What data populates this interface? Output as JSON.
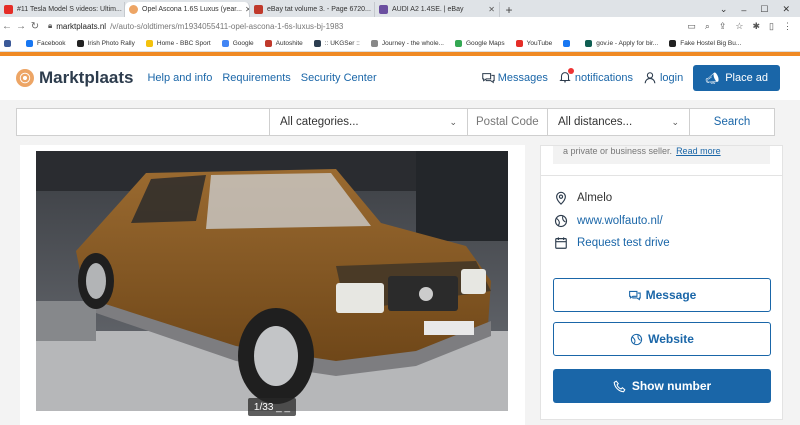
{
  "browser": {
    "tabs": [
      {
        "title": "#11 Tesla Model S videos: Ultim...",
        "icon": "youtube-icon",
        "color": "#e52d27"
      },
      {
        "title": "Opel Ascona 1.6S Luxus (year...",
        "icon": "marktplaats-icon",
        "color": "#eda565",
        "active": true
      },
      {
        "title": "eBay tat volume 3. - Page 6720...",
        "icon": "car-icon",
        "color": "#c0392b"
      },
      {
        "title": "AUDI A2 1.4SE. | eBay",
        "icon": "ebay-icon",
        "color": "#6b4fa0"
      }
    ],
    "url_host": "marktplaats.nl",
    "url_path": "/v/auto-s/oldtimers/m1934055411-opel-ascona-1-6s-luxus-bj-1983",
    "bookmarks": [
      {
        "label": "",
        "color": "#3b5998"
      },
      {
        "label": "Facebook",
        "color": "#1877f2"
      },
      {
        "label": "Irish Photo Rally",
        "color": "#222"
      },
      {
        "label": "Home - BBC Sport",
        "color": "#f4c20d"
      },
      {
        "label": "Google",
        "color": "#4285f4"
      },
      {
        "label": "Autoshite",
        "color": "#c0392b"
      },
      {
        "label": ":: UKGSer ::",
        "color": "#2c3e50"
      },
      {
        "label": "Journey - the whole...",
        "color": "#888"
      },
      {
        "label": "Google Maps",
        "color": "#34a853"
      },
      {
        "label": "YouTube",
        "color": "#e52d27"
      },
      {
        "label": "",
        "color": "#1877f2"
      },
      {
        "label": "gov.ie - Apply for bir...",
        "color": "#0f5e52"
      },
      {
        "label": "Fake Hostel Big Bu...",
        "color": "#222"
      }
    ]
  },
  "header": {
    "logo_text": "Marktplaats",
    "links": [
      "Help and info",
      "Requirements",
      "Security Center"
    ],
    "messages": "Messages",
    "notifications": "notifications",
    "login": "login",
    "place_ad": "Place ad"
  },
  "search": {
    "query": "",
    "category": "All categories...",
    "postal_placeholder": "Postal Code",
    "distance": "All distances...",
    "button": "Search"
  },
  "listing": {
    "photo_counter": "1/33 _ _"
  },
  "seller": {
    "strip_text": "a private or business seller.",
    "strip_link": "Read more",
    "location": "Almelo",
    "website": "www.wolfauto.nl/",
    "test_drive": "Request test drive",
    "message_button": "Message",
    "website_button": "Website",
    "phone_button": "Show number"
  },
  "colors": {
    "accent": "#1a66a8",
    "brand_orange": "#f08a24"
  }
}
··········
Excluding the pictures, restate the records above word for word.

### Worked answer
What data populates this interface? Output as JSON.
{
  "browser": {
    "tabs": [
      {
        "title": "#11 Tesla Model S videos: Ultim...",
        "icon": "youtube-icon",
        "color": "#e52d27"
      },
      {
        "title": "Opel Ascona 1.6S Luxus (year...",
        "icon": "marktplaats-icon",
        "color": "#eda565",
        "active": true
      },
      {
        "title": "eBay tat volume 3. - Page 6720...",
        "icon": "car-icon",
        "color": "#c0392b"
      },
      {
        "title": "AUDI A2 1.4SE. | eBay",
        "icon": "ebay-icon",
        "color": "#6b4fa0"
      }
    ],
    "url_host": "marktplaats.nl",
    "url_path": "/v/auto-s/oldtimers/m1934055411-opel-ascona-1-6s-luxus-bj-1983",
    "bookmarks": [
      {
        "label": "",
        "color": "#3b5998"
      },
      {
        "label": "Facebook",
        "color": "#1877f2"
      },
      {
        "label": "Irish Photo Rally",
        "color": "#222"
      },
      {
        "label": "Home - BBC Sport",
        "color": "#f4c20d"
      },
      {
        "label": "Google",
        "color": "#4285f4"
      },
      {
        "label": "Autoshite",
        "color": "#c0392b"
      },
      {
        "label": ":: UKGSer ::",
        "color": "#2c3e50"
      },
      {
        "label": "Journey - the whole...",
        "color": "#888"
      },
      {
        "label": "Google Maps",
        "color": "#34a853"
      },
      {
        "label": "YouTube",
        "color": "#e52d27"
      },
      {
        "label": "",
        "color": "#1877f2"
      },
      {
        "label": "gov.ie - Apply for bir...",
        "color": "#0f5e52"
      },
      {
        "label": "Fake Hostel Big Bu...",
        "color": "#222"
      }
    ]
  },
  "header": {
    "logo_text": "Marktplaats",
    "links": [
      "Help and info",
      "Requirements",
      "Security Center"
    ],
    "messages": "Messages",
    "notifications": "notifications",
    "login": "login",
    "place_ad": "Place ad"
  },
  "search": {
    "query": "",
    "category": "All categories...",
    "postal_placeholder": "Postal Code",
    "distance": "All distances...",
    "button": "Search"
  },
  "listing": {
    "photo_counter": "1/33 _ _"
  },
  "seller": {
    "strip_text": "a private or business seller.",
    "strip_link": "Read more",
    "location": "Almelo",
    "website": "www.wolfauto.nl/",
    "test_drive": "Request test drive",
    "message_button": "Message",
    "website_button": "Website",
    "phone_button": "Show number"
  },
  "colors": {
    "accent": "#1a66a8",
    "brand_orange": "#f08a24"
  }
}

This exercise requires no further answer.